Aşağıdaki girdilerde "running-title: مسند عبدالله" içeren satırdan başlayıp "commentary-paragraph xyxy=(112,844,846,1158)" içeren satıra kadar giden satırları, iki uç da dahil olmak üzere, hiçbir değişiklik yapmadan yazın.
####################
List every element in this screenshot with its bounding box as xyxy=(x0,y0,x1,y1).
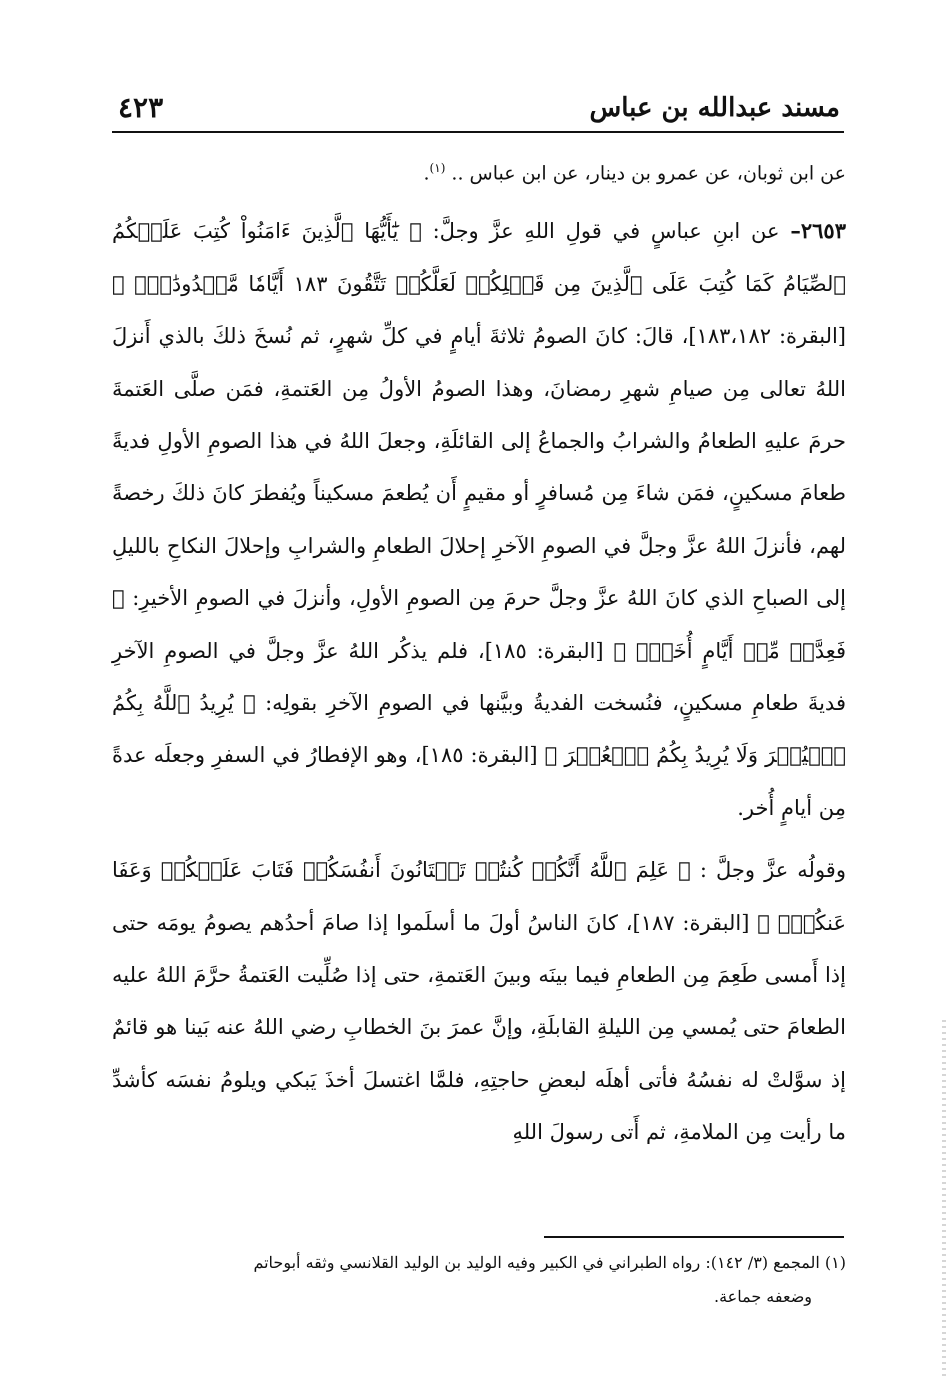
running-title: مسند عبدالله بن عباس xyxy=(589,93,840,123)
hadith-number: ٢٦٥٣– xyxy=(790,218,846,244)
quran-verse-2: فَعِدَّةٞ مِّنۡ أَيَّامٍ أُخَرَۚ xyxy=(626,638,846,663)
footnote-line-2: وضعفه جماعة. xyxy=(713,1287,812,1306)
quran-brace-open: ﴿ xyxy=(409,219,422,244)
commentary-text-1: وقولُه عزَّ وجلَّ : xyxy=(690,858,846,883)
commentary-paragraph xyxy=(112,844,846,1158)
intro-text: عن ابن ثوبان، عن عمرو بن دينار، عن ابن عباس .. xyxy=(451,162,846,185)
quran-brace-close: ﴾ xyxy=(613,638,627,663)
scan-edge-marks xyxy=(942,1020,946,1380)
hadith-text-2: [البقرة: ١٨٣،١٨٢]، قالَ: كانَ الصومُ ثلاثةَ أيامٍ في كلِّ شهرٍ، ثم نُسخَ ذلكَ بالذي أَنزلَ اللهُ تعالى مِن صيامِ شهرِ رمضانَ، وهذا الصومُ الأولُ مِن العَتمةِ، فمَن صلَّى العَتمةَ حرمَ عليهِ الطعامُ والشرابُ والجماعُ إلى القائلَةِ، وجعلَ اللهُ في هذا الصومِ الأولِ فديةً طعامَ مسكينٍ، فمَن شاءَ مِن مُسافرٍ أو مقيمٍ أَن يُطعمَ مسكيناً ويُفطرَ كانَ ذلكَ رخصةً لهم، فأنزلَ اللهُ عزَّ وجلَّ في الصومِ الآخرِ إحلالَ الطعامِ والشرابِ وإحلالَ النكاحِ بالليلِ إلى الصباحِ الذي كانَ اللهُ عزَّ وجلَّ حرمَ مِن الصومِ الأولِ، وأنزلَ في الصومِ الأخيرِ: xyxy=(112,324,846,611)
quran-brace-open: ﴿ xyxy=(243,690,256,715)
quran-brace-open: ﴿ xyxy=(112,586,125,611)
quran-brace-close: ﴾ xyxy=(112,271,125,296)
page-number: ٤٢٣ xyxy=(118,91,164,124)
quran-verse-3: يُرِيدُ ٱللَّهُ بِكُمُ ٱلۡيُسۡرَ وَلَا يُرِيدُ بِكُمُ ٱلۡعُسۡرَ xyxy=(112,690,847,768)
footnote-line-1: (١) المجمع (٣/ ١٤٢): رواه الطبراني في الكبير وفيه الوليد بن الوليد القلانسي وثقه أبوحاتم xyxy=(253,1253,846,1272)
hadith-text-3: [البقرة: ١٨٥]، فلم يذكُر اللهُ عزَّ وجلَّ في الصومِ الآخرِ فديةَ طعامِ مسكينٍ، فنُسخت الفديةُ وبيَّنها في الصومِ الآخرِ بقولِه: xyxy=(112,638,846,715)
footnote xyxy=(112,1246,846,1314)
footnote-rule xyxy=(544,1236,844,1238)
quran-verse-4: عَلِمَ ٱللَّهُ أَنَّكُمۡ كُنتُمۡ تَخۡتَانُونَ أَنفُسَكُمۡ فَتَابَ عَلَيۡكُمۡ وَعَفَا عَنكُمۡۖ xyxy=(112,858,846,935)
header-rule xyxy=(112,131,844,133)
quran-brace-close: ﴾ xyxy=(757,910,770,935)
commentary-text-2: [البقرة: ١٨٧]، كانَ الناسُ أولَ ما أسلَموا إذا صامَ أحدُهم يصومُ يومَه حتى إذا أَمسى طَعِمَ مِن الطعامِ فيما بينَه وبينَ العَتمةِ، حتى إذا صُلِّيت العَتمةُ حرَّمَ اللهُ عليه الطعامَ حتى يُمسي مِن الليلةِ القابلَةِ، وإنَّ عمرَ بنَ الخطابِ رضي اللهُ عنه بَينا هو قائمٌ إذ سوَّلتْ له نفسُهُ فأتى أهلَه لبعضِ حاجتِهِ، فلمَّا اغتسلَ أخذَ يَبكي ويلومُ نفسَه كأشدِّ ما رأيت مِن الملامةِ، ثم أَتى رسولَ اللهِ xyxy=(112,910,846,1145)
intro-end: . xyxy=(423,162,430,185)
intro-line xyxy=(112,140,846,201)
main-text xyxy=(112,140,846,1159)
hadith-text-4: [البقرة: ١٨٥]، وهو الإفطارُ في السفرِ وجعلَه عدةً مِن أيامٍ أُخر. xyxy=(112,743,846,820)
quran-verse-1: يَٰٓأَيُّهَا ٱلَّذِينَ ءَامَنُواْ كُتِبَ عَلَيۡكُمُ ٱلصِّيَامُ كَمَا كُتِبَ عَلَى ٱلَّذِينَ مِن قَبۡلِكُمۡ لَعَلَّكُمۡ تَتَّقُونَ ١٨٣ أَيَّامٗا مَّعۡدُودَٰتٖۚ xyxy=(112,219,846,296)
hadith-paragraph xyxy=(112,205,846,834)
hadith-text-1: عن ابنِ عباسٍ في قولِ اللهِ عزَّ وجلَّ: xyxy=(421,219,791,244)
footnote-ref: (١) xyxy=(429,161,446,175)
quran-brace-close: ﴾ xyxy=(544,743,558,768)
quran-brace-open: ﴿ xyxy=(678,858,691,883)
page-header xyxy=(118,88,840,128)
####################
▶ **Sorunun cevabı**
running-title: مسند عبدالله بن عباس xyxy=(589,93,840,123)
hadith-number: ٢٦٥٣– xyxy=(790,218,846,244)
quran-verse-2: فَعِدَّةٞ مِّنۡ أَيَّامٍ أُخَرَۚ xyxy=(626,638,846,663)
footnote-line-2: وضعفه جماعة. xyxy=(713,1287,812,1306)
quran-brace-open: ﴿ xyxy=(409,219,422,244)
commentary-text-1: وقولُه عزَّ وجلَّ : xyxy=(690,858,846,883)
commentary-paragraph xyxy=(112,844,846,1158)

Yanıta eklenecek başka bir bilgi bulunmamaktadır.